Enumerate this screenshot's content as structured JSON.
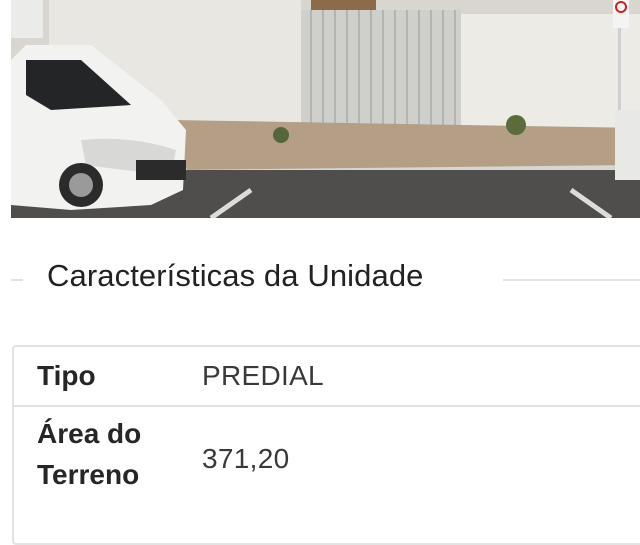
{
  "photo": {
    "subject": "building-facade-street-photo",
    "sign_icon": "no-parking-sign-icon",
    "colors": {
      "wall": "#e8e6df",
      "gate": "#c9c9c6",
      "street": "#5a5957",
      "car": "#f3f3f1"
    }
  },
  "section": {
    "title": "Características da Unidade"
  },
  "details": {
    "rows": [
      {
        "label": "Tipo",
        "value": "PREDIAL"
      },
      {
        "label": "Área do Terreno",
        "value": "371,20"
      }
    ]
  },
  "colors": {
    "divider": "#e3e3e3",
    "title_text": "#222222",
    "value_text": "#3a3a3a"
  }
}
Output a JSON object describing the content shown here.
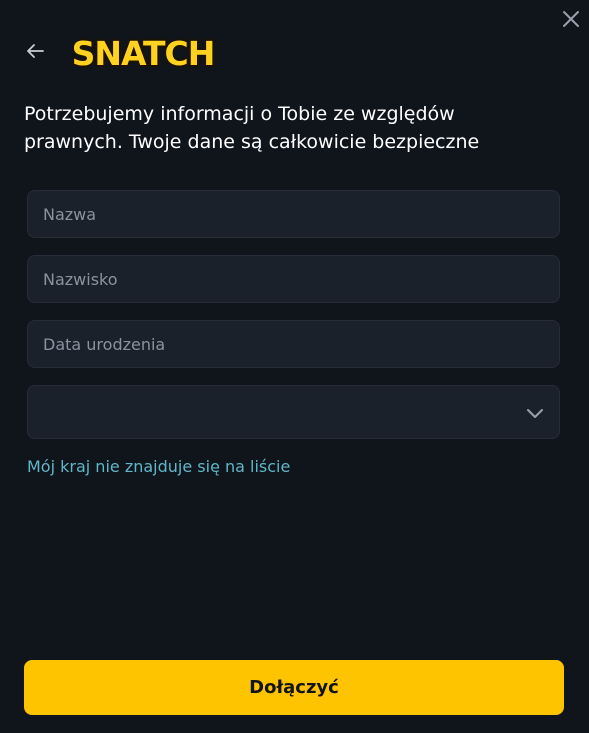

** GIVEN PROBLEM **
Transcribe all of the material exactly, leaving out whatever pictures it contains.

** FULL SOLUTION **
Enumerate this screenshot's content as structured JSON.
{
  "photo": {
    "subject": "building-facade-street-photo",
    "sign_icon": "no-parking-sign-icon",
    "colors": {
      "wall": "#e8e6df",
      "gate": "#c9c9c6",
      "street": "#5a5957",
      "car": "#f3f3f1"
    }
  },
  "section": {
    "title": "Características da Unidade"
  },
  "details": {
    "rows": [
      {
        "label": "Tipo",
        "value": "PREDIAL"
      },
      {
        "label": "Área do Terreno",
        "value": "371,20"
      }
    ]
  },
  "colors": {
    "divider": "#e3e3e3",
    "title_text": "#222222",
    "value_text": "#3a3a3a"
  }
}
Output a JSON object describing the content shown here.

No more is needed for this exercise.